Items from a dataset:
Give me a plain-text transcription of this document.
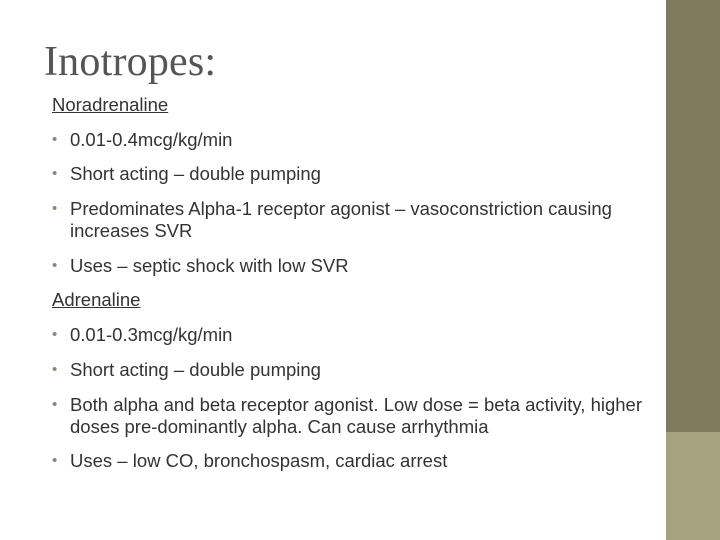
Inotropes:
Noradrenaline
• 0.01-0.4mcg/kg/min
• Short acting – double pumping
• Predominates Alpha-1 receptor agonist – vasoconstriction causing increases SVR
• Uses – septic shock with low SVR
Adrenaline
• 0.01-0.3mcg/kg/min
• Short acting – double pumping
• Both alpha and beta receptor agonist. Low dose = beta activity, higher doses pre-dominantly alpha. Can cause arrhythmia
• Uses – low CO, bronchospasm, cardiac arrest
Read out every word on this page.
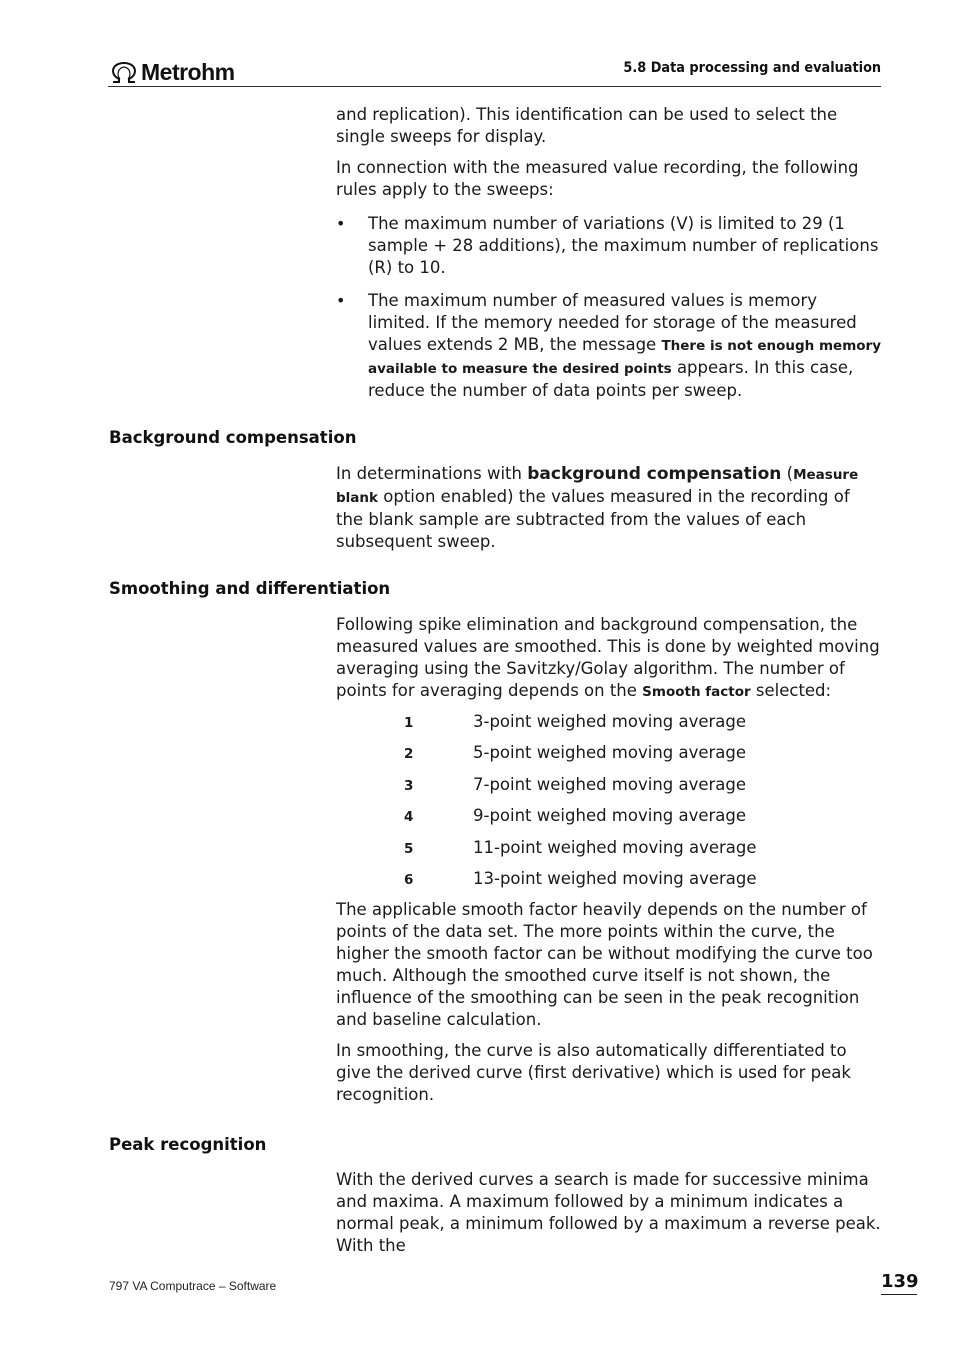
Metrohm	5.8 Data processing and evaluation

and replication). This identification can be used to select the single sweeps for display.

In connection with the measured value recording, the following rules apply to the sweeps:

• The maximum number of variations (V) is limited to 29 (1 sample + 28 additions), the maximum number of replications (R) to 10.
• The maximum number of measured values is memory limited. If the memory needed for storage of the measured values extends 2 MB, the message There is not enough memory available to measure the desired points appears. In this case, reduce the number of data points per sweep.
Background compensation

In determinations with background compensation (Measure blank option enabled) the values measured in the recording of the blank sample are subtracted from the values of each subsequent sweep.

Smoothing and differentiation

Following spike elimination and background compensation, the measured values are smoothed. This is done by weighted moving averaging using the Savitzky/Golay algorithm. The number of points for averaging depends on the Smooth factor selected:

1	3-point weighed moving average
2	5-point weighed moving average
3	7-point weighed moving average
4	9-point weighed moving average
5	11-point weighed moving average
6	13-point weighed moving average

The applicable smooth factor heavily depends on the number of points of the data set. The more points within the curve, the higher the smooth factor can be without modifying the curve too much. Although the smoothed curve itself is not shown, the influence of the smoothing can be seen in the peak recognition and baseline calculation.

In smoothing, the curve is also automatically differentiated to give the derived curve (first derivative) which is used for peak recognition.

Peak recognition

With the derived curves a search is made for successive minima and maxima. A maximum followed by a minimum indicates a normal peak, a minimum followed by a maximum a reverse peak. With the

797 VA Computrace – Software	139
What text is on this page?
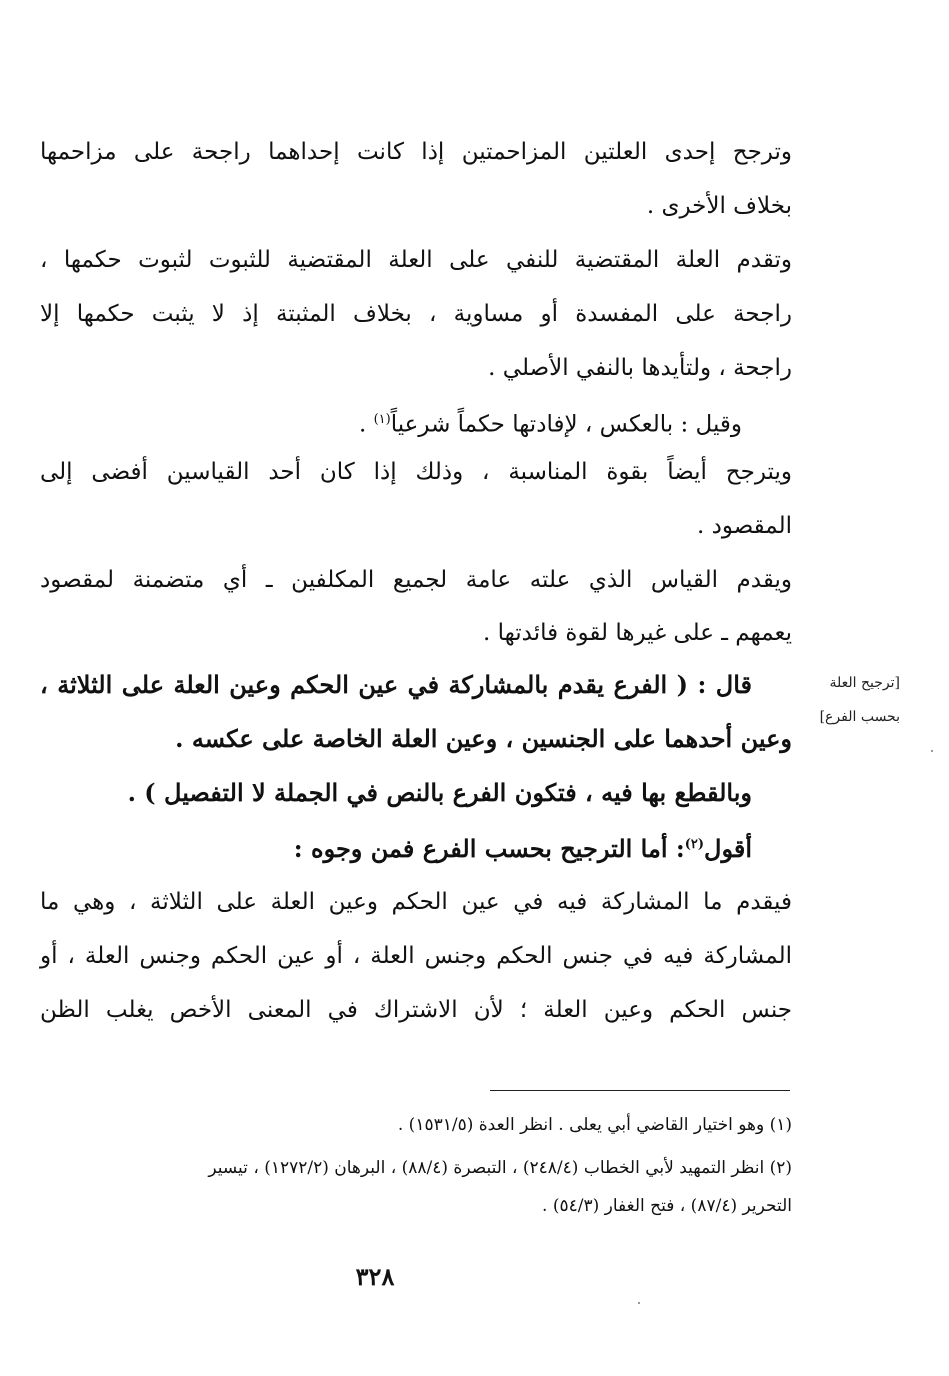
وترجح إحدى العلتين المزاحمتين إذا كانت إحداهما راجحة على مزاحمها
بخلاف الأخرى .
وتقدم العلة المقتضية للنفي على العلة المقتضية للثبوت لثبوت حكمها ،
راجحة على المفسدة أو مساوية ، بخلاف المثبتة إذ لا يثبت حكمها إلا
راجحة ، ولتأيدها بالنفي الأصلي .
وقيل : بالعكس ، لإفادتها حكماً شرعياً$^{(١)}$ .
ويترجح أيضاً بقوة المناسبة ، وذلك إذا كان أحد القياسين أفضى إلى
المقصود .
ويقدم القياس الذي علته عامة لجميع المكلفين ـ أي متضمنة لمقصود
يعمهم ـ على غيرها لقوة فائدتها .
قال : ( الفرع يقدم بالمشاركة في عين الحكم وعين العلة على الثلاثة ،
وعين أحدهما على الجنسين ، وعين العلة الخاصة على عكسه .
وبالقطع بها فيه ، فتكون الفرع بالنص في الجملة لا التفصيل ) .
أقول$^{(٢)}$: أما الترجيح بحسب الفرع فمن وجوه :
فيقدم ما المشاركة فيه في عين الحكم وعين العلة على الثلاثة ، وهي ما
المشاركة فيه في جنس الحكم وجنس العلة ، أو عين الحكم وجنس العلة ، أو
جنس الحكم وعين العلة ؛ لأن الاشتراك في المعنى الأخص يغلب الظن
[ترجيح العلة
بحسب الفرع]
(١) وهو اختيار القاضي أبي يعلى . انظر العدة (١٥٣١/٥) .
(٢) انظر التمهيد لأبي الخطاب (٢٤٨/٤) ، التبصرة (٨٨/٤) ، البرهان (١٢٧٢/٢) ، تيسير
التحرير (٨٧/٤) ، فتح الغفار (٥٤/٣) .
٣٢٨
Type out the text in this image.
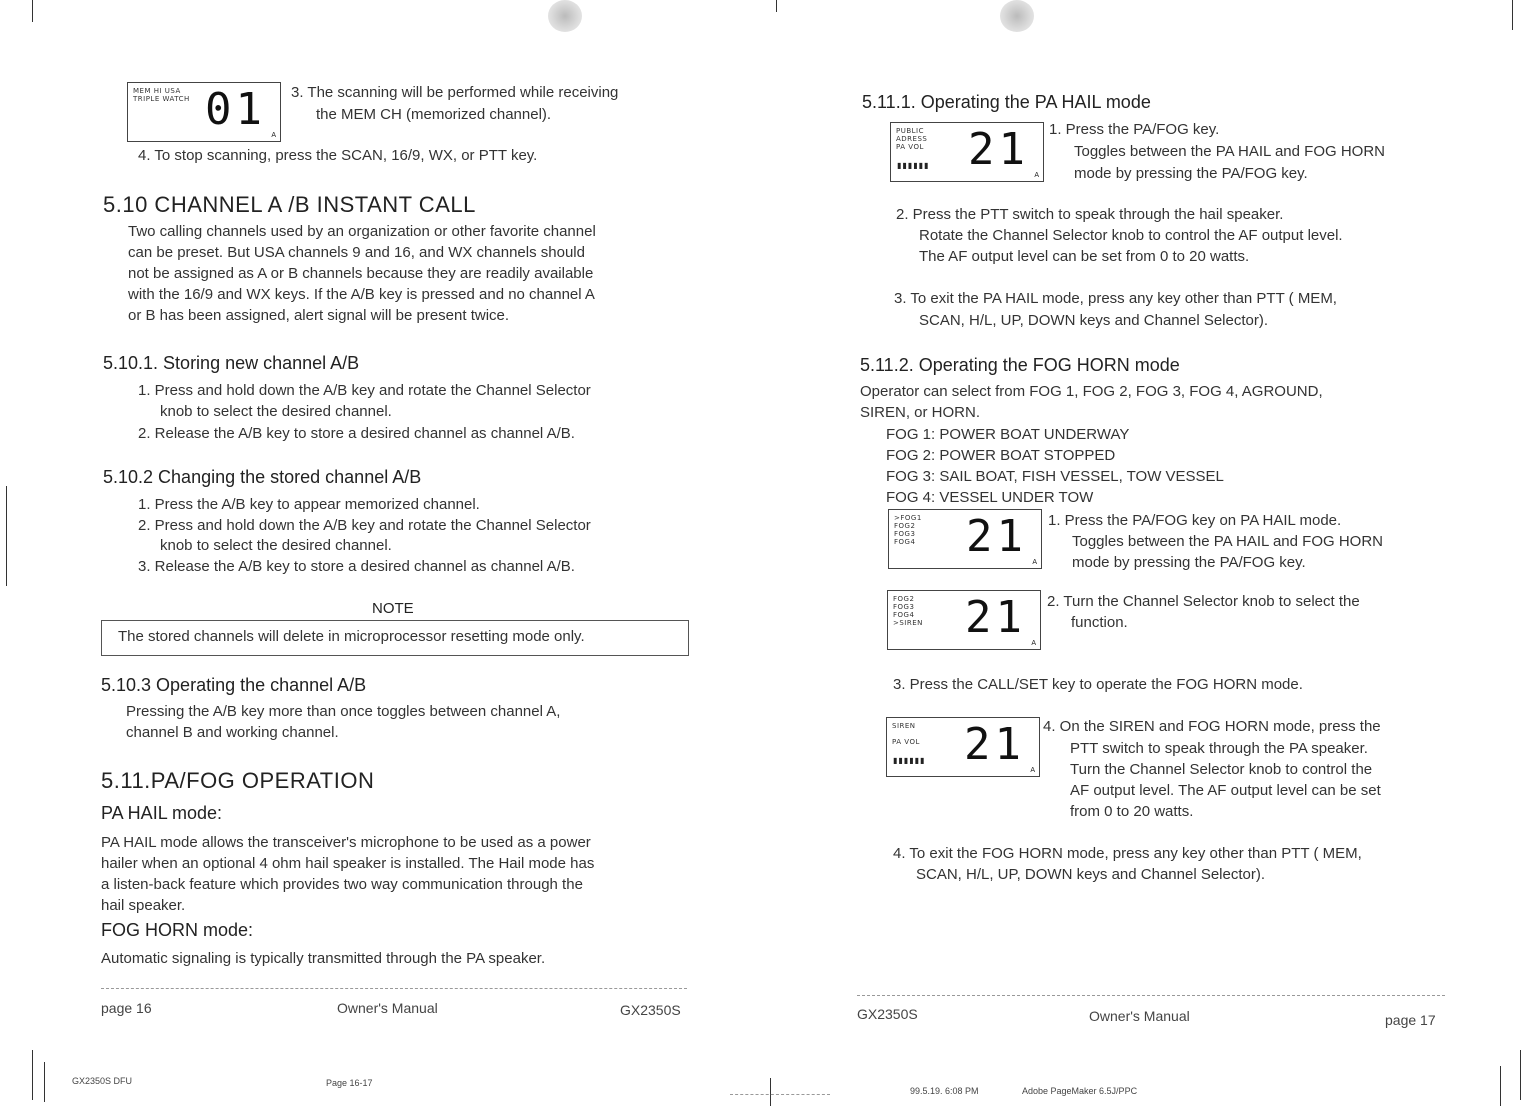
MEM HI USA
TRIPLE WATCH 01
A
3. The scanning will be performed while receiving
the MEM CH (memorized channel).
4. To stop scanning, press the SCAN, 16/9, WX, or PTT key.
5.10 CHANNEL A /B INSTANT CALL
Two calling channels used by an organization or other favorite channel
can be preset. But USA channels 9 and 16, and WX channels should
not be assigned as A or B channels because they are readily available
with the 16/9 and WX keys. If the A/B key is pressed and no channel A
or B has been assigned, alert signal will be present twice.
5.10.1. Storing new channel A/B
1. Press and hold down the A/B key and rotate the Channel Selector
knob to select the desired channel.
2. Release the A/B key to store a desired channel as channel A/B.
5.10.2 Changing the stored channel A/B
1. Press the A/B key to appear memorized channel.
2. Press and hold down the A/B key and rotate the Channel Selector
knob to select the desired channel.
3. Release the A/B key to store a desired channel as channel A/B.
NOTE
The stored channels will delete in microprocessor resetting mode only.
5.10.3 Operating the channel A/B
Pressing the A/B key more than once toggles between channel A,
channel B and working channel.
5.11.PA/FOG OPERATION
PA HAIL mode:
PA HAIL mode allows the transceiver's microphone to be used as a power
hailer when an optional 4 ohm hail speaker is installed. The Hail mode has
a listen-back feature which provides two way communication through the
hail speaker.
FOG HORN mode:
Automatic signaling is typically transmitted through the PA speaker.
page 16	Owner's Manual	GX2350S
5.11.1. Operating the PA HAIL mode
PUBLIC
ADRESS
PA VOL
▮▮▮▮▮▮ 21
A
1. Press the PA/FOG key.
Toggles between the PA HAIL and FOG HORN
mode by pressing the PA/FOG key.
2. Press the PTT switch to speak through the hail speaker.
Rotate the Channel Selector knob to control the AF output level.
The AF output level can be set from 0 to 20 watts.
3. To exit the PA HAIL mode, press any key other than PTT ( MEM,
SCAN, H/L, UP, DOWN keys and Channel Selector).
5.11.2. Operating the FOG HORN mode
Operator can select from FOG 1, FOG 2, FOG 3, FOG 4, AGROUND,
SIREN, or HORN.
FOG 1: POWER BOAT UNDERWAY
FOG 2: POWER BOAT STOPPED
FOG 3: SAIL BOAT, FISH VESSEL, TOW VESSEL
FOG 4: VESSEL UNDER TOW
>FOG1
FOG2
FOG3
FOG4 21
A
1. Press the PA/FOG key on PA HAIL mode.
Toggles between the PA HAIL and FOG HORN
mode by pressing the PA/FOG key.
FOG2
FOG3
FOG4
>SIREN 21
A
2. Turn the Channel Selector knob to select the
function.
3. Press the CALL/SET key to operate the FOG HORN mode.
SIREN

PA VOL
▮▮▮▮▮▮ 21
A
4. On the SIREN and FOG HORN mode, press the
PTT switch to speak through the PA speaker.
Turn the Channel Selector knob to control the
AF output level. The AF output level can be set
from 0 to 20 watts.
4. To exit the FOG HORN mode, press any key other than PTT ( MEM,
SCAN, H/L, UP, DOWN keys and Channel Selector).
GX2350S	Owner's Manual	page 17
GX2350S DFU	Page 16-17
99.5.19. 6:08 PM	Adobe PageMaker 6.5J/PPC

EXERCISE DETAILS:
Exactly reproduce the entries above, minus the pictures.

COMPLETED EXERCISE:
Give me a plain-text transcription of this document.
Inotropes:
Noradrenaline
• 0.01-0.4mcg/kg/min
• Short acting – double pumping
• Predominates Alpha-1 receptor agonist – vasoconstriction causing increases SVR
• Uses – septic shock with low SVR
Adrenaline
• 0.01-0.3mcg/kg/min
• Short acting – double pumping
• Both alpha and beta receptor agonist. Low dose = beta activity, higher doses pre-dominantly alpha. Can cause arrhythmia
• Uses – low CO, bronchospasm, cardiac arrest
Read out every word on this page.
Metrohm	5.8 Data processing and evaluation

and replication). This identification can be used to select the single sweeps for display.

In connection with the measured value recording, the following rules apply to the sweeps:

• The maximum number of variations (V) is limited to 29 (1 sample + 28 additions), the maximum number of replications (R) to 10.
• The maximum number of measured values is memory limited. If the memory needed for storage of the measured values extends 2 MB, the message There is not enough memory available to measure the desired points appears. In this case, reduce the number of data points per sweep.
Background compensation

In determinations with background compensation (Measure blank option enabled) the values measured in the recording of the blank sample are subtracted from the values of each subsequent sweep.

Smoothing and differentiation

Following spike elimination and background compensation, the measured values are smoothed. This is done by weighted moving averaging using the Savitzky/Golay algorithm. The number of points for averaging depends on the Smooth factor selected:

1	3-point weighed moving average
2	5-point weighed moving average
3	7-point weighed moving average
4	9-point weighed moving average
5	11-point weighed moving average
6	13-point weighed moving average

The applicable smooth factor heavily depends on the number of points of the data set. The more points within the curve, the higher the smooth factor can be without modifying the curve too much. Although the smoothed curve itself is not shown, the influence of the smoothing can be seen in the peak recognition and baseline calculation.

In smoothing, the curve is also automatically differentiated to give the derived curve (first derivative) which is used for peak recognition.

Peak recognition

With the derived curves a search is made for successive minima and maxima. A maximum followed by a minimum indicates a normal peak, a minimum followed by a maximum a reverse peak. With the

797 VA Computrace – Software	139
What text is on this page?
وترجح إحدى العلتين المزاحمتين إذا كانت إحداهما راجحة على مزاحمها
بخلاف الأخرى .
وتقدم العلة المقتضية للنفي على العلة المقتضية للثبوت لثبوت حكمها ،
راجحة على المفسدة أو مساوية ، بخلاف المثبتة إذ لا يثبت حكمها إلا
راجحة ، ولتأيدها بالنفي الأصلي .
وقيل : بالعكس ، لإفادتها حكماً شرعياً$^{(١)}$ .
ويترجح أيضاً بقوة المناسبة ، وذلك إذا كان أحد القياسين أفضى إلى
المقصود .
ويقدم القياس الذي علته عامة لجميع المكلفين ـ أي متضمنة لمقصود
يعمهم ـ على غيرها لقوة فائدتها .
قال : ( الفرع يقدم بالمشاركة في عين الحكم وعين العلة على الثلاثة ،
وعين أحدهما على الجنسين ، وعين العلة الخاصة على عكسه .
وبالقطع بها فيه ، فتكون الفرع بالنص في الجملة لا التفصيل ) .
أقول$^{(٢)}$: أما الترجيح بحسب الفرع فمن وجوه :
فيقدم ما المشاركة فيه في عين الحكم وعين العلة على الثلاثة ، وهي ما
المشاركة فيه في جنس الحكم وجنس العلة ، أو عين الحكم وجنس العلة ، أو
جنس الحكم وعين العلة ؛ لأن الاشتراك في المعنى الأخص يغلب الظن
[ترجيح العلة
بحسب الفرع]
(١) وهو اختيار القاضي أبي يعلى . انظر العدة (١٥٣١/٥) .
(٢) انظر التمهيد لأبي الخطاب (٢٤٨/٤) ، التبصرة (٨٨/٤) ، البرهان (١٢٧٢/٢) ، تيسير
التحرير (٨٧/٤) ، فتح الغفار (٥٤/٣) .
٣٢٨
Type out the text in this image.
MEM HI USA
TRIPLE WATCH 01
A
3. The scanning will be performed while receiving
the MEM CH (memorized channel).
4. To stop scanning, press the SCAN, 16/9, WX, or PTT key.
5.10 CHANNEL A /B INSTANT CALL
Two calling channels used by an organization or other favorite channel
can be preset. But USA channels 9 and 16, and WX channels should
not be assigned as A or B channels because they are readily available
with the 16/9 and WX keys. If the A/B key is pressed and no channel A
or B has been assigned, alert signal will be present twice.
5.10.1. Storing new channel A/B
1. Press and hold down the A/B key and rotate the Channel Selector
knob to select the desired channel.
2. Release the A/B key to store a desired channel as channel A/B.
5.10.2 Changing the stored channel A/B
1. Press the A/B key to appear memorized channel.
2. Press and hold down the A/B key and rotate the Channel Selector
knob to select the desired channel.
3. Release the A/B key to store a desired channel as channel A/B.
NOTE
The stored channels will delete in microprocessor resetting mode only.
5.10.3 Operating the channel A/B
Pressing the A/B key more than once toggles between channel A,
channel B and working channel.
5.11.PA/FOG OPERATION
PA HAIL mode:
PA HAIL mode allows the transceiver's microphone to be used as a power
hailer when an optional 4 ohm hail speaker is installed. The Hail mode has
a listen-back feature which provides two way communication through the
hail speaker.
FOG HORN mode:
Automatic signaling is typically transmitted through the PA speaker.
page 16	Owner's Manual	GX2350S
5.11.1. Operating the PA HAIL mode
PUBLIC
ADRESS
PA VOL
▮▮▮▮▮▮ 21
A
1. Press the PA/FOG key.
Toggles between the PA HAIL and FOG HORN
mode by pressing the PA/FOG key.
2. Press the PTT switch to speak through the hail speaker.
Rotate the Channel Selector knob to control the AF output level.
The AF output level can be set from 0 to 20 watts.
3. To exit the PA HAIL mode, press any key other than PTT ( MEM,
SCAN, H/L, UP, DOWN keys and Channel Selector).
5.11.2. Operating the FOG HORN mode
Operator can select from FOG 1, FOG 2, FOG 3, FOG 4, AGROUND,
SIREN, or HORN.
FOG 1: POWER BOAT UNDERWAY
FOG 2: POWER BOAT STOPPED
FOG 3: SAIL BOAT, FISH VESSEL, TOW VESSEL
FOG 4: VESSEL UNDER TOW
>FOG1
FOG2
FOG3
FOG4 21
A
1. Press the PA/FOG key on PA HAIL mode.
Toggles between the PA HAIL and FOG HORN
mode by pressing the PA/FOG key.
FOG2
FOG3
FOG4
>SIREN 21
A
2. Turn the Channel Selector knob to select the
function.
3. Press the CALL/SET key to operate the FOG HORN mode.
SIREN

PA VOL
▮▮▮▮▮▮ 21
A
4. On the SIREN and FOG HORN mode, press the
PTT switch to speak through the PA speaker.
Turn the Channel Selector knob to control the
AF output level. The AF output level can be set
from 0 to 20 watts.
4. To exit the FOG HORN mode, press any key other than PTT ( MEM,
SCAN, H/L, UP, DOWN keys and Channel Selector).
GX2350S	Owner's Manual	page 17
GX2350S DFU	Page 16-17
99.5.19. 6:08 PM	Adobe PageMaker 6.5J/PPC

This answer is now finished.